=== Input material ===

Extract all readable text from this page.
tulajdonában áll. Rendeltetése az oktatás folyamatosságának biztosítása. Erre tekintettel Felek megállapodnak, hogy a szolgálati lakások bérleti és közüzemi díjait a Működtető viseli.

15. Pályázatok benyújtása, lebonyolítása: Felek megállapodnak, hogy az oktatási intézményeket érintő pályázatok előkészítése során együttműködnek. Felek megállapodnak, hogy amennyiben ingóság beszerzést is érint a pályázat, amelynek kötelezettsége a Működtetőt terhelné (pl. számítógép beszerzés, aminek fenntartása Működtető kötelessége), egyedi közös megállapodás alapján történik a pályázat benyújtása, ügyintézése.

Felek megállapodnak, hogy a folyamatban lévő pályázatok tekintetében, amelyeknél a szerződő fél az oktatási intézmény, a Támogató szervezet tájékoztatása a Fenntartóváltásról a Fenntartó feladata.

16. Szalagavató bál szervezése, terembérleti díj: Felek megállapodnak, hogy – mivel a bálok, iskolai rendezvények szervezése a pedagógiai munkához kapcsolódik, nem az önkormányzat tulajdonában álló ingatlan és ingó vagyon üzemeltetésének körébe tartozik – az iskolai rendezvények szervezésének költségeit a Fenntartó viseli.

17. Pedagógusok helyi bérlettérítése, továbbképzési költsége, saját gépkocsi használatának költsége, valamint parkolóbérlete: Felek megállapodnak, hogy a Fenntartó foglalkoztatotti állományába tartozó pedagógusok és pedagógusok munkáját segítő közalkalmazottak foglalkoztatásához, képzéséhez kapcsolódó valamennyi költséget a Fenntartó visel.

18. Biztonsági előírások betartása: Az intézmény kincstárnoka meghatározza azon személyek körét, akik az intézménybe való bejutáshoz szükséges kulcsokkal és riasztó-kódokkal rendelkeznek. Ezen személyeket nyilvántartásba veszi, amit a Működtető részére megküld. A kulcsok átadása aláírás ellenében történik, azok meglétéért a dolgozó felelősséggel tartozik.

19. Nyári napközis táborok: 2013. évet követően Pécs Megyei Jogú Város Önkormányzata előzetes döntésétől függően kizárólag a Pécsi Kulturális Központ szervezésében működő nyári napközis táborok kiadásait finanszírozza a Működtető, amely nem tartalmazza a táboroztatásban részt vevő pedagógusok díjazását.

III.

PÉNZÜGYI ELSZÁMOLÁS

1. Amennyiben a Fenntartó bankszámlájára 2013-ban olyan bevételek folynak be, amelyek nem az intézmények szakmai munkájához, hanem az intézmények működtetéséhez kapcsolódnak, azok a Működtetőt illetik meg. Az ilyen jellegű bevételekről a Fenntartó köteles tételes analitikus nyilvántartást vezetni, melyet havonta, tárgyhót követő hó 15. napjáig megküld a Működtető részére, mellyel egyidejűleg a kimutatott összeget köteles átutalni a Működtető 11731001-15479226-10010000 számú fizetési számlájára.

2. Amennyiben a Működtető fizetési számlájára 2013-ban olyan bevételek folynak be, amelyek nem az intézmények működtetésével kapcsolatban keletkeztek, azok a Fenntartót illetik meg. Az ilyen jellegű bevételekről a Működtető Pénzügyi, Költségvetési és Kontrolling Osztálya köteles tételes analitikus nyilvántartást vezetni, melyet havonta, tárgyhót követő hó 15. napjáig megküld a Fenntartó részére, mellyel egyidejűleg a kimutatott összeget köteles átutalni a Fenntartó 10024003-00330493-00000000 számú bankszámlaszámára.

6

===

Set problem: Repeat the data precisely, reproducing every entry.

Solved exercise:
Extract all readable text from this page.
tulajdonában áll. Rendeltetése az oktatás folyamatosságának biztosítása. Erre tekintettel Felek megállapodnak, hogy a szolgálati lakások bérleti és közüzemi díjait a Működtető viseli.

15. Pályázatok benyújtása, lebonyolítása: Felek megállapodnak, hogy az oktatási intézményeket érintő pályázatok előkészítése során együttműködnek. Felek megállapodnak, hogy amennyiben ingóság beszerzést is érint a pályázat, amelynek kötelezettsége a Működtetőt terhelné (pl. számítógép beszerzés, aminek fenntartása Működtető kötelessége), egyedi közös megállapodás alapján történik a pályázat benyújtása, ügyintézése.

Felek megállapodnak, hogy a folyamatban lévő pályázatok tekintetében, amelyeknél a szerződő fél az oktatási intézmény, a Támogató szervezet tájékoztatása a Fenntartóváltásról a Fenntartó feladata.

16. Szalagavató bál szervezése, terembérleti díj: Felek megállapodnak, hogy – mivel a bálok, iskolai rendezvények szervezése a pedagógiai munkához kapcsolódik, nem az önkormányzat tulajdonában álló ingatlan és ingó vagyon üzemeltetésének körébe tartozik – az iskolai rendezvények szervezésének költségeit a Fenntartó viseli.

17. Pedagógusok helyi bérlettérítése, továbbképzési költsége, saját gépkocsi használatának költsége, valamint parkolóbérlete: Felek megállapodnak, hogy a Fenntartó foglalkoztatotti állományába tartozó pedagógusok és pedagógusok munkáját segítő közalkalmazottak foglalkoztatásához, képzéséhez kapcsolódó valamennyi költséget a Fenntartó visel.

18. Biztonsági előírások betartása: Az intézmény kincstárnoka meghatározza azon személyek körét, akik az intézménybe való bejutáshoz szükséges kulcsokkal és riasztó-kódokkal rendelkeznek. Ezen személyeket nyilvántartásba veszi, amit a Működtető részére megküld. A kulcsok átadása aláírás ellenében történik, azok meglétéért a dolgozó felelősséggel tartozik.

19. Nyári napközis táborok: 2013. évet követően Pécs Megyei Jogú Város Önkormányzata előzetes döntésétől függően kizárólag a Pécsi Kulturális Központ szervezésében működő nyári napközis táborok kiadásait finanszírozza a Működtető, amely nem tartalmazza a táboroztatásban részt vevő pedagógusok díjazását.

III.

PÉNZÜGYI ELSZÁMOLÁS

1. Amennyiben a Fenntartó bankszámlájára 2013-ban olyan bevételek folynak be, amelyek nem az intézmények szakmai munkájához, hanem az intézmények működtetéséhez kapcsolódnak, azok a Működtetőt illetik meg. Az ilyen jellegű bevételekről a Fenntartó köteles tételes analitikus nyilvántartást vezetni, melyet havonta, tárgyhót követő hó 15. napjáig megküld a Működtető részére, mellyel egyidejűleg a kimutatott összeget köteles átutalni a Működtető 11731001-15479226-10010000 számú fizetési számlájára.

2. Amennyiben a Működtető fizetési számlájára 2013-ban olyan bevételek folynak be, amelyek nem az intézmények működtetésével kapcsolatban keletkeztek, azok a Fenntartót illetik meg. Az ilyen jellegű bevételekről a Működtető Pénzügyi, Költségvetési és Kontrolling Osztálya köteles tételes analitikus nyilvántartást vezetni, melyet havonta, tárgyhót követő hó 15. napjáig megküld a Fenntartó részére, mellyel egyidejűleg a kimutatott összeget köteles átutalni a Fenntartó 10024003-00330493-00000000 számú bankszámlaszámára.

6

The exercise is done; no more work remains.